Stored data
──────

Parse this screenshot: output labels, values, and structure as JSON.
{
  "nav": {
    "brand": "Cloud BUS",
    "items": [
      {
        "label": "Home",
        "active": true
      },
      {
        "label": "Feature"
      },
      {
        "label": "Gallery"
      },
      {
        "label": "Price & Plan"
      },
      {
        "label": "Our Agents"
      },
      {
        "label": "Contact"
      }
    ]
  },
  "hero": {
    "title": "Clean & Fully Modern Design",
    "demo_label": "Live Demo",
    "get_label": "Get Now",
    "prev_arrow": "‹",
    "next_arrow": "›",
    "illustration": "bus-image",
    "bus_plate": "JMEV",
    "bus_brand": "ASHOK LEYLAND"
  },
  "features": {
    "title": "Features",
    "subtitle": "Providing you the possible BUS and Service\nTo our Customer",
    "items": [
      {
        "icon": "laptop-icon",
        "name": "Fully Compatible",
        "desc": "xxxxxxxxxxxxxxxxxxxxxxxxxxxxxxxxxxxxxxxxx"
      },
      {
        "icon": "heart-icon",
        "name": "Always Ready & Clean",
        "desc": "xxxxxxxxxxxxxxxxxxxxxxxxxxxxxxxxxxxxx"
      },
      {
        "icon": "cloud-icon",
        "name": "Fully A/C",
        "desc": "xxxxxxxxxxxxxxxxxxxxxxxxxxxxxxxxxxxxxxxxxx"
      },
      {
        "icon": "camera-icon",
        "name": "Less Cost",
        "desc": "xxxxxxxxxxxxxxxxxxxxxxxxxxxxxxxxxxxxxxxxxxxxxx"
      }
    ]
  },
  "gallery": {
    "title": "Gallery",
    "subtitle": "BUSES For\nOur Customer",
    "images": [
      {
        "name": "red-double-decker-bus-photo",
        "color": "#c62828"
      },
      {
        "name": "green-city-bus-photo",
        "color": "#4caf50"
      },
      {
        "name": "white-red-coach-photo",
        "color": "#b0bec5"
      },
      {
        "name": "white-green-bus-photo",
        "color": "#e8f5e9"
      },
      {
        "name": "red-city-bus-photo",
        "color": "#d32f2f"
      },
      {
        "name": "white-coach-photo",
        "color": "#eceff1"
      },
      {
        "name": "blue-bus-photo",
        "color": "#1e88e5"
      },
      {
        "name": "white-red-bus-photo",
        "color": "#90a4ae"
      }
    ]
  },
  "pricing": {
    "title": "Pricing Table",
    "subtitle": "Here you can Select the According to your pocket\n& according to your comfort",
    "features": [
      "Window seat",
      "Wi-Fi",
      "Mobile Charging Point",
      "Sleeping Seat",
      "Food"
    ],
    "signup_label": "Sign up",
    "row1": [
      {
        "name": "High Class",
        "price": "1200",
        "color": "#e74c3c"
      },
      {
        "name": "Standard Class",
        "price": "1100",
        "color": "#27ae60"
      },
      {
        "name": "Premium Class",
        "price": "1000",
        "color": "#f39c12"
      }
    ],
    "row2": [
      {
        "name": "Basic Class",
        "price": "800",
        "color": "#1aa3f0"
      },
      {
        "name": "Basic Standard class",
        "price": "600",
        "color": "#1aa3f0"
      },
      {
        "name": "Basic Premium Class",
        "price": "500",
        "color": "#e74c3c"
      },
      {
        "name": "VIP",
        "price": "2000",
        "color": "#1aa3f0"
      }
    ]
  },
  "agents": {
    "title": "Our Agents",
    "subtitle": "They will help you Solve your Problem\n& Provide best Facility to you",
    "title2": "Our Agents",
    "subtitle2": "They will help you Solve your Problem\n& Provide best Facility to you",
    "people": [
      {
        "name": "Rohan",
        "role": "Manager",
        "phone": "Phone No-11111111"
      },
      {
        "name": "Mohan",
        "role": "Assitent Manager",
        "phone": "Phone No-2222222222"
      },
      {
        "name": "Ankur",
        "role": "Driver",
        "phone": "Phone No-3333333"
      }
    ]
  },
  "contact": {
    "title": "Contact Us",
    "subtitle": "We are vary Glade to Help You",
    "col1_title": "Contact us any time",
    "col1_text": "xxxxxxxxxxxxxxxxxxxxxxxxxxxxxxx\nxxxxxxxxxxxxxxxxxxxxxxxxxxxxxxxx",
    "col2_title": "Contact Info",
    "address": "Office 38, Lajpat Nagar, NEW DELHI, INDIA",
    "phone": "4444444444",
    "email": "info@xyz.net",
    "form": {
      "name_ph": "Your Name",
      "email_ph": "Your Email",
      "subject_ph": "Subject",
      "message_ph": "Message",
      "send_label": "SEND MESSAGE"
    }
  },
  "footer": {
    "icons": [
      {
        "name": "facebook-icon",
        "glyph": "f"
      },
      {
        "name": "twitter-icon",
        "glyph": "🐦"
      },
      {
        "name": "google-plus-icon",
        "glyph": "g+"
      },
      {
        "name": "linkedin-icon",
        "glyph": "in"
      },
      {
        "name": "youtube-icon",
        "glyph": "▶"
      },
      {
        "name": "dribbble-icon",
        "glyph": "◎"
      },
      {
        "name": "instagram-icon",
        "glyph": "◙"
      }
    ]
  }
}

──────

Send back every record, precisely as written.

Parse this screenshot: output labels, values, and structure as JSON.
{
  "nav": {
    "brand": "Cloud BUS",
    "items": [
      {
        "label": "Home",
        "active": true
      },
      {
        "label": "Feature"
      },
      {
        "label": "Gallery"
      },
      {
        "label": "Price & Plan"
      },
      {
        "label": "Our Agents"
      },
      {
        "label": "Contact"
      }
    ]
  },
  "hero": {
    "title": "Clean & Fully Modern Design",
    "demo_label": "Live Demo",
    "get_label": "Get Now",
    "prev_arrow": "‹",
    "next_arrow": "›",
    "illustration": "bus-image",
    "bus_plate": "JMEV",
    "bus_brand": "ASHOK LEYLAND"
  },
  "features": {
    "title": "Features",
    "subtitle": "Providing you the possible BUS and Service\nTo our Customer",
    "items": [
      {
        "icon": "laptop-icon",
        "name": "Fully Compatible",
        "desc": "xxxxxxxxxxxxxxxxxxxxxxxxxxxxxxxxxxxxxxxxx"
      },
      {
        "icon": "heart-icon",
        "name": "Always Ready & Clean",
        "desc": "xxxxxxxxxxxxxxxxxxxxxxxxxxxxxxxxxxxxx"
      },
      {
        "icon": "cloud-icon",
        "name": "Fully A/C",
        "desc": "xxxxxxxxxxxxxxxxxxxxxxxxxxxxxxxxxxxxxxxxxx"
      },
      {
        "icon": "camera-icon",
        "name": "Less Cost",
        "desc": "xxxxxxxxxxxxxxxxxxxxxxxxxxxxxxxxxxxxxxxxxxxxxx"
      }
    ]
  },
  "gallery": {
    "title": "Gallery",
    "subtitle": "BUSES For\nOur Customer",
    "images": [
      {
        "name": "red-double-decker-bus-photo",
        "color": "#c62828"
      },
      {
        "name": "green-city-bus-photo",
        "color": "#4caf50"
      },
      {
        "name": "white-red-coach-photo",
        "color": "#b0bec5"
      },
      {
        "name": "white-green-bus-photo",
        "color": "#e8f5e9"
      },
      {
        "name": "red-city-bus-photo",
        "color": "#d32f2f"
      },
      {
        "name": "white-coach-photo",
        "color": "#eceff1"
      },
      {
        "name": "blue-bus-photo",
        "color": "#1e88e5"
      },
      {
        "name": "white-red-bus-photo",
        "color": "#90a4ae"
      }
    ]
  },
  "pricing": {
    "title": "Pricing Table",
    "subtitle": "Here you can Select the According to your pocket\n& according to your comfort",
    "features": [
      "Window seat",
      "Wi-Fi",
      "Mobile Charging Point",
      "Sleeping Seat",
      "Food"
    ],
    "signup_label": "Sign up",
    "row1": [
      {
        "name": "High Class",
        "price": "1200",
        "color": "#e74c3c"
      },
      {
        "name": "Standard Class",
        "price": "1100",
        "color": "#27ae60"
      },
      {
        "name": "Premium Class",
        "price": "1000",
        "color": "#f39c12"
      }
    ],
    "row2": [
      {
        "name": "Basic Class",
        "price": "800",
        "color": "#1aa3f0"
      },
      {
        "name": "Basic Standard class",
        "price": "600",
        "color": "#1aa3f0"
      },
      {
        "name": "Basic Premium Class",
        "price": "500",
        "color": "#e74c3c"
      },
      {
        "name": "VIP",
        "price": "2000",
        "color": "#1aa3f0"
      }
    ]
  },
  "agents": {
    "title": "Our Agents",
    "subtitle": "They will help you Solve your Problem\n& Provide best Facility to you",
    "title2": "Our Agents",
    "subtitle2": "They will help you Solve your Problem\n& Provide best Facility to you",
    "people": [
      {
        "name": "Rohan",
        "role": "Manager",
        "phone": "Phone No-11111111"
      },
      {
        "name": "Mohan",
        "role": "Assitent Manager",
        "phone": "Phone No-2222222222"
      },
      {
        "name": "Ankur",
        "role": "Driver",
        "phone": "Phone No-3333333"
      }
    ]
  },
  "contact": {
    "title": "Contact Us",
    "subtitle": "We are vary Glade to Help You",
    "col1_title": "Contact us any time",
    "col1_text": "xxxxxxxxxxxxxxxxxxxxxxxxxxxxxxx\nxxxxxxxxxxxxxxxxxxxxxxxxxxxxxxxx",
    "col2_title": "Contact Info",
    "address": "Office 38, Lajpat Nagar, NEW DELHI, INDIA",
    "phone": "4444444444",
    "email": "info@xyz.net",
    "form": {
      "name_ph": "Your Name",
      "email_ph": "Your Email",
      "subject_ph": "Subject",
      "message_ph": "Message",
      "send_label": "SEND MESSAGE"
    }
  },
  "footer": {
    "icons": [
      {
        "name": "facebook-icon",
        "glyph": "f"
      },
      {
        "name": "twitter-icon",
        "glyph": "🐦"
      },
      {
        "name": "google-plus-icon",
        "glyph": "g+"
      },
      {
        "name": "linkedin-icon",
        "glyph": "in"
      },
      {
        "name": "youtube-icon",
        "glyph": "▶"
      },
      {
        "name": "dribbble-icon",
        "glyph": "◎"
      },
      {
        "name": "instagram-icon",
        "glyph": "◙"
      }
    ]
  }
}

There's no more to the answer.